INSTRUCTIONS FOR THE TASK: Pick out each line with the word "name" from the material that follows.

-- begin INPUT DATA --

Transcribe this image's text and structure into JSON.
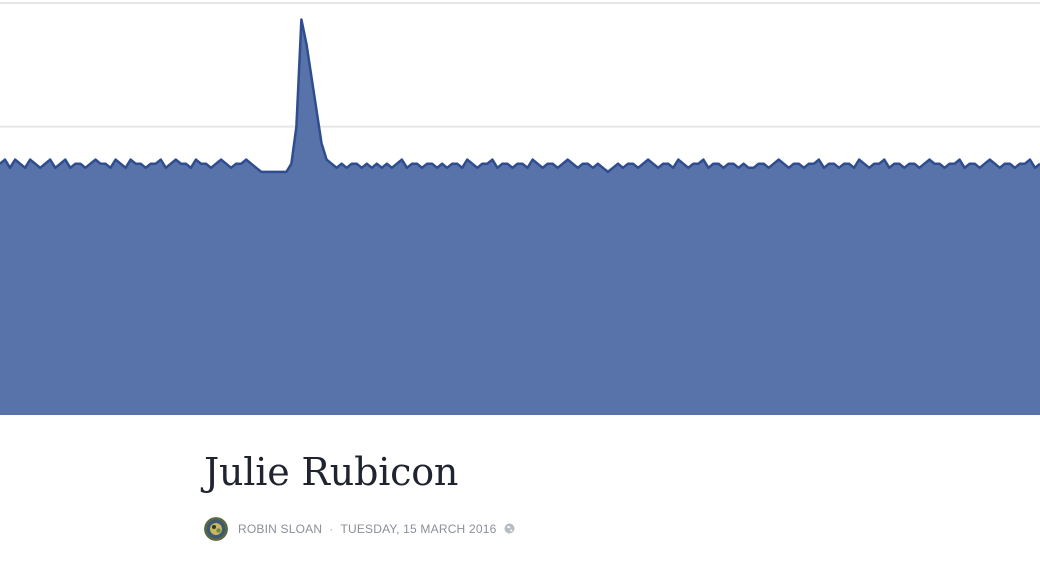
{
  "chart_data": {
    "type": "area",
    "title": "",
    "xlabel": "",
    "ylabel": "",
    "ylim": [
      0,
      100
    ],
    "grid": true,
    "gridlines": [
      100,
      70
    ],
    "series": [
      {
        "values": [
          61,
          62,
          60,
          62,
          61,
          60,
          62,
          61,
          60,
          61,
          62,
          60,
          61,
          62,
          60,
          61,
          61,
          60,
          61,
          62,
          61,
          61,
          60,
          62,
          61,
          60,
          62,
          61,
          61,
          60,
          61,
          61,
          62,
          60,
          61,
          62,
          61,
          61,
          60,
          62,
          61,
          61,
          60,
          61,
          62,
          61,
          60,
          61,
          61,
          62,
          61,
          60,
          59,
          59,
          59,
          59,
          59,
          59,
          61,
          70,
          96,
          90,
          82,
          74,
          66,
          62,
          61,
          60,
          61,
          60,
          61,
          61,
          60,
          61,
          60,
          61,
          60,
          61,
          60,
          61,
          62,
          60,
          61,
          61,
          60,
          61,
          61,
          60,
          61,
          60,
          61,
          61,
          60,
          62,
          61,
          60,
          61,
          61,
          62,
          60,
          61,
          61,
          60,
          61,
          61,
          60,
          62,
          61,
          60,
          61,
          61,
          60,
          61,
          62,
          61,
          60,
          61,
          61,
          60,
          61,
          60,
          59,
          60,
          61,
          60,
          61,
          61,
          60,
          61,
          62,
          61,
          60,
          61,
          61,
          60,
          62,
          61,
          60,
          61,
          61,
          62,
          60,
          61,
          61,
          60,
          61,
          61,
          60,
          61,
          60,
          60,
          61,
          61,
          60,
          61,
          62,
          61,
          60,
          61,
          61,
          60,
          61,
          61,
          62,
          60,
          61,
          61,
          60,
          61,
          61,
          60,
          62,
          61,
          60,
          61,
          61,
          62,
          60,
          61,
          61,
          60,
          61,
          61,
          60,
          61,
          62,
          61,
          61,
          60,
          61,
          61,
          62,
          60,
          61,
          61,
          60,
          61,
          62,
          61,
          60,
          61,
          61,
          60,
          61,
          61,
          62,
          60,
          61
        ]
      }
    ],
    "colors": {
      "fill": "#5872aa",
      "stroke": "#2f4d8f",
      "grid": "#e6e6e6"
    }
  },
  "post": {
    "title": "Julie Rubicon",
    "author": "ROBIN SLOAN",
    "separator": "·",
    "date": "TUESDAY, 15 MARCH 2016",
    "privacy_icon": "globe-icon",
    "avatar_icon": "avatar"
  }
}
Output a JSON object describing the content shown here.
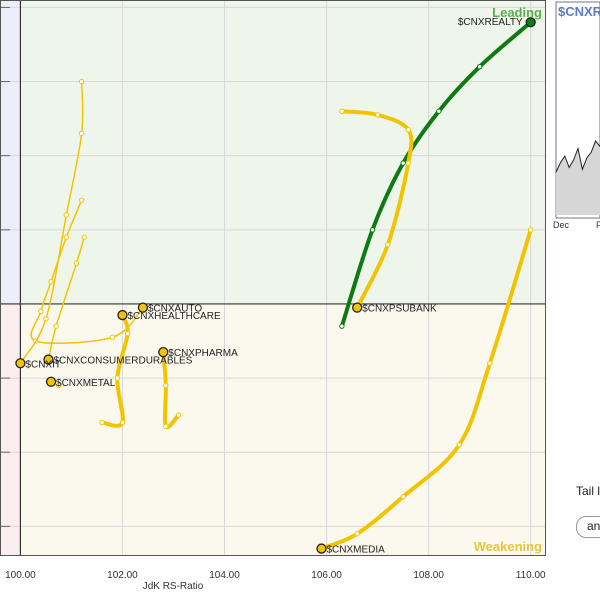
{
  "chart_data": {
    "type": "scatter",
    "xlabel": "JdK RS-Ratio",
    "xlim": [
      99.6,
      110.3
    ],
    "ylim": [
      96.6,
      104.1
    ],
    "x_ticks": [
      "100.00",
      "102.00",
      "104.00",
      "106.00",
      "108.00",
      "110.00"
    ],
    "center": [
      100,
      100
    ],
    "quadrants": {
      "leading": "Leading",
      "weakening": "Weakening"
    },
    "colors": {
      "leading_bg": "#eef6ec",
      "weakening_bg": "#fbf8ee",
      "lagging_bg": "#faeef0",
      "improving_bg": "#eeeefa",
      "leading_text": "#57b14a",
      "weakening_text": "#e8c440",
      "tail_yellow": "#f2c400",
      "tail_green": "#0d7a12",
      "grid": "#d8d8d8"
    },
    "series": [
      {
        "name": "$CNXREALTY",
        "color": "#0d7a12",
        "head": "#0d7a12",
        "width": 4,
        "points": [
          [
            106.3,
            99.7
          ],
          [
            106.9,
            101.0
          ],
          [
            107.5,
            101.9
          ],
          [
            108.2,
            102.6
          ],
          [
            109.0,
            103.2
          ],
          [
            110.0,
            103.8
          ]
        ]
      },
      {
        "name": "$CNXMEDIA",
        "color": "#f2c400",
        "head": "#f2c400",
        "width": 4,
        "points": [
          [
            110.0,
            101.0
          ],
          [
            109.2,
            99.2
          ],
          [
            108.6,
            98.1
          ],
          [
            107.5,
            97.4
          ],
          [
            106.6,
            96.9
          ],
          [
            105.9,
            96.7
          ]
        ]
      },
      {
        "name": "$CNXPSUBANK",
        "color": "#f2c400",
        "head": "#f2c400",
        "width": 4,
        "points": [
          [
            106.3,
            102.6
          ],
          [
            107.0,
            102.55
          ],
          [
            107.6,
            102.35
          ],
          [
            107.6,
            101.9
          ],
          [
            107.2,
            100.8
          ],
          [
            106.6,
            99.95
          ]
        ]
      },
      {
        "name": "$CNXAUTO",
        "color": "#f2c400",
        "head": "#f2c400",
        "width": 1.5,
        "points": [
          [
            101.2,
            101.4
          ],
          [
            100.9,
            100.9
          ],
          [
            100.6,
            100.3
          ],
          [
            100.4,
            99.9
          ],
          [
            100.3,
            99.5
          ],
          [
            101.8,
            99.55
          ],
          [
            102.4,
            99.95
          ]
        ]
      },
      {
        "name": "$CNXHEALTHCARE",
        "color": "#f2c400",
        "head": "#f2c400",
        "width": 4,
        "points": [
          [
            101.6,
            98.4
          ],
          [
            102.0,
            98.4
          ],
          [
            101.9,
            99.0
          ],
          [
            102.1,
            99.6
          ],
          [
            102.0,
            99.85
          ]
        ]
      },
      {
        "name": "$CNXPHARMA",
        "color": "#f2c400",
        "head": "#f2c400",
        "width": 4,
        "points": [
          [
            103.1,
            98.5
          ],
          [
            102.85,
            98.35
          ],
          [
            102.85,
            98.9
          ],
          [
            102.8,
            99.35
          ]
        ]
      },
      {
        "name": "$CNXCONSUMERDURABLES",
        "color": "#f2c400",
        "head": "#f2c400",
        "width": 1.5,
        "points": [
          [
            101.25,
            100.9
          ],
          [
            101.1,
            100.55
          ],
          [
            100.7,
            99.7
          ],
          [
            100.55,
            99.25
          ]
        ]
      },
      {
        "name": "$CNXMETAL",
        "color": "#f2c400",
        "head": "#f2c400",
        "width": 1.5,
        "points": [
          [
            100.75,
            98.9
          ],
          [
            100.6,
            98.95
          ]
        ]
      },
      {
        "name": "$CNXIT",
        "color": "#f2c400",
        "head": "#f2c400",
        "width": 1.5,
        "points": [
          [
            101.2,
            103.0
          ],
          [
            101.2,
            102.3
          ],
          [
            100.9,
            101.2
          ],
          [
            100.5,
            99.8
          ],
          [
            100.0,
            99.2
          ]
        ]
      }
    ]
  },
  "mini_chart": {
    "title": "$CNXRE",
    "x_ticks": [
      "Dec",
      "F"
    ],
    "line": [
      0.45,
      0.55,
      0.62,
      0.5,
      0.58,
      0.7,
      0.48,
      0.6,
      0.66,
      0.78,
      0.72
    ]
  },
  "controls": {
    "tail_label": "Tail l",
    "animate_label": "animate"
  }
}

-- end INPUT DATA --

COMPLETE OUTPUT:
        "name": "$CNXREALTY",
        "name": "$CNXMEDIA",
        "name": "$CNXPSUBANK",
        "name": "$CNXAUTO",
        "name": "$CNXHEALTHCARE",
        "name": "$CNXPHARMA",
        "name": "$CNXCONSUMERDURABLES",
        "name": "$CNXMETAL",
        "name": "$CNXIT",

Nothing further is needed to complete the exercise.